▶ _WHAT YOU ARE ASKED TO DO_:
For the entries that follow, tally the lines holding the string "text". Give the total and nothing else.

[Data extracted from a collection]
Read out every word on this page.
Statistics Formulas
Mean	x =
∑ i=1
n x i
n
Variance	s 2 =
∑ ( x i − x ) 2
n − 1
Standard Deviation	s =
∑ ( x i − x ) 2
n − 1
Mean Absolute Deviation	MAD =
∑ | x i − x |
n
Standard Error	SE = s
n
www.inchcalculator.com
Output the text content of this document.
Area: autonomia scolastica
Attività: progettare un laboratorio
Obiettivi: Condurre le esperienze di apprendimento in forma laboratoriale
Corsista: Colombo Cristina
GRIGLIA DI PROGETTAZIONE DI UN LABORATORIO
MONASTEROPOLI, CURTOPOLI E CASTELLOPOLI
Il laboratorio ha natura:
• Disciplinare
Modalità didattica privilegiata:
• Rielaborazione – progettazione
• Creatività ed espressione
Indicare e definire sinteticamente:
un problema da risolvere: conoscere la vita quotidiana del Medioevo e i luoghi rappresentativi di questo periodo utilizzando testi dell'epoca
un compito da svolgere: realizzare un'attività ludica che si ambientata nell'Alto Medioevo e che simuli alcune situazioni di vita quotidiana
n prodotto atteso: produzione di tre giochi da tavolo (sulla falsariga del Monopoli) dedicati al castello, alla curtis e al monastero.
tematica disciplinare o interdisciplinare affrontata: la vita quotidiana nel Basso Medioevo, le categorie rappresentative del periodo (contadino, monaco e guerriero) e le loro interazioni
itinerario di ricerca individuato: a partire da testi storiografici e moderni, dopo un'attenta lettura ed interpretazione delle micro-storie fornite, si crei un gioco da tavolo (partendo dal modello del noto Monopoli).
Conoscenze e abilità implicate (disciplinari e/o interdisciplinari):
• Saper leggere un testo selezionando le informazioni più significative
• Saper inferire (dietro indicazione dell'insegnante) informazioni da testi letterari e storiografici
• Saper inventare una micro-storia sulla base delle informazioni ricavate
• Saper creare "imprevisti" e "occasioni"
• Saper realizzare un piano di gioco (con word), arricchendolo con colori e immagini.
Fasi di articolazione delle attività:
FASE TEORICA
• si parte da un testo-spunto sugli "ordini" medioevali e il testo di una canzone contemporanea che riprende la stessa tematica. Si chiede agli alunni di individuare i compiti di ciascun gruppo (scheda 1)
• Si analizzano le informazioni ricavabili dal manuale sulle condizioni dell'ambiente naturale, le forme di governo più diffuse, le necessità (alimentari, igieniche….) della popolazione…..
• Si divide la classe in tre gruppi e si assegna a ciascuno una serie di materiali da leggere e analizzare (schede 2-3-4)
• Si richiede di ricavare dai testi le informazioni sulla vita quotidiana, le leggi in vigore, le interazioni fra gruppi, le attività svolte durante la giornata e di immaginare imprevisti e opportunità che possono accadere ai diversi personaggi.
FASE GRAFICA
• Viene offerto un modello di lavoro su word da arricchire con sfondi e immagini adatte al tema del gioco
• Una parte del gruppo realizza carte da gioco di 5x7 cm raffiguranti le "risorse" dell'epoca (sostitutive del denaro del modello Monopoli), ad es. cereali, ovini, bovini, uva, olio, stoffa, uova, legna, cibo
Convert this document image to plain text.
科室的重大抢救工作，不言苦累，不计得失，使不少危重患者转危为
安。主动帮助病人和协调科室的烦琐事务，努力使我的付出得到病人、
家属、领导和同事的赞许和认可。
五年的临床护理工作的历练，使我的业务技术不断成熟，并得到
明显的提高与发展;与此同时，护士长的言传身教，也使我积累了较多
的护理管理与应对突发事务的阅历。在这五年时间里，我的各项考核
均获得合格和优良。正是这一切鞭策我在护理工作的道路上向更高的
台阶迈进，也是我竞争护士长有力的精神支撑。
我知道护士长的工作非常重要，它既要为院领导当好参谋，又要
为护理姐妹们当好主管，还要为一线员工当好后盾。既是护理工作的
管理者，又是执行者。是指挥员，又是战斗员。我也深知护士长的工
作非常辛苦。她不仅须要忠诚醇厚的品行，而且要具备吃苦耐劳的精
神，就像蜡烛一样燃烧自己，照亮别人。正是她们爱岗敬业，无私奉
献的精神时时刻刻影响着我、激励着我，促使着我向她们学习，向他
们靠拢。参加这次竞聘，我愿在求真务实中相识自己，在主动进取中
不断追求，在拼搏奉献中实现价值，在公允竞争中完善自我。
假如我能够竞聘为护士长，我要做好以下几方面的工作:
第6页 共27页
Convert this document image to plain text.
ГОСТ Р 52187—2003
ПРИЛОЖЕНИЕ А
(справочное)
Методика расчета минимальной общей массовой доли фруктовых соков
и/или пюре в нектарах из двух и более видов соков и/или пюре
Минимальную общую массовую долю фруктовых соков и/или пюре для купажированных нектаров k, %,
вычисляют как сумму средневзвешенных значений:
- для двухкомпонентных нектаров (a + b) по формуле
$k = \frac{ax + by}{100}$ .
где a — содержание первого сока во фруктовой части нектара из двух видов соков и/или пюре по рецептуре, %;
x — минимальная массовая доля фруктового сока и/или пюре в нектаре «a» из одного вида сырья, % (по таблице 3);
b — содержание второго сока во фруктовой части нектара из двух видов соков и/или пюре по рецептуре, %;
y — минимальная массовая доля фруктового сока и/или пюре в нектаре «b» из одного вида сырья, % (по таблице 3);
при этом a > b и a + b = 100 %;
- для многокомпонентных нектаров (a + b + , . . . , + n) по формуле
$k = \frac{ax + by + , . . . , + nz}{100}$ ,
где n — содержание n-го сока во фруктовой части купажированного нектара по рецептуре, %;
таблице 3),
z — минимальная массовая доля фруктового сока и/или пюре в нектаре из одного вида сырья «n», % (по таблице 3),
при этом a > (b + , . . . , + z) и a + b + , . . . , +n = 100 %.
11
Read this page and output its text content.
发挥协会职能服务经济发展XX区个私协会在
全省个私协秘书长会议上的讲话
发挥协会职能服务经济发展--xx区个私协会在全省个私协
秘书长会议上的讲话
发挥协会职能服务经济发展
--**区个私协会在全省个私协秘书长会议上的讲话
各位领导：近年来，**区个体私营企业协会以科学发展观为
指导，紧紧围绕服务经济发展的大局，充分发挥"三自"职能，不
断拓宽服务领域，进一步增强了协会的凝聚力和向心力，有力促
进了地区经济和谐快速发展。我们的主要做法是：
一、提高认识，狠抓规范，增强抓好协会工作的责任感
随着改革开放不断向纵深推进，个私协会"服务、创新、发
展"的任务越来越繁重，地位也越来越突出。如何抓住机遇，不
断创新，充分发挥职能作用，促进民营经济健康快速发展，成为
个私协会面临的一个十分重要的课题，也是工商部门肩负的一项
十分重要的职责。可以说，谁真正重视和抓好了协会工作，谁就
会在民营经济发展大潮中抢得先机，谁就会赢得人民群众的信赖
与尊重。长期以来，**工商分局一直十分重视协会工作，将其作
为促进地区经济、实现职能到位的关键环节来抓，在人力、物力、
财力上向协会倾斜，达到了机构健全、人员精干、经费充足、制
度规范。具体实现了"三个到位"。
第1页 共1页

▶ _ANSWER TO THIS EXERCISE_:
4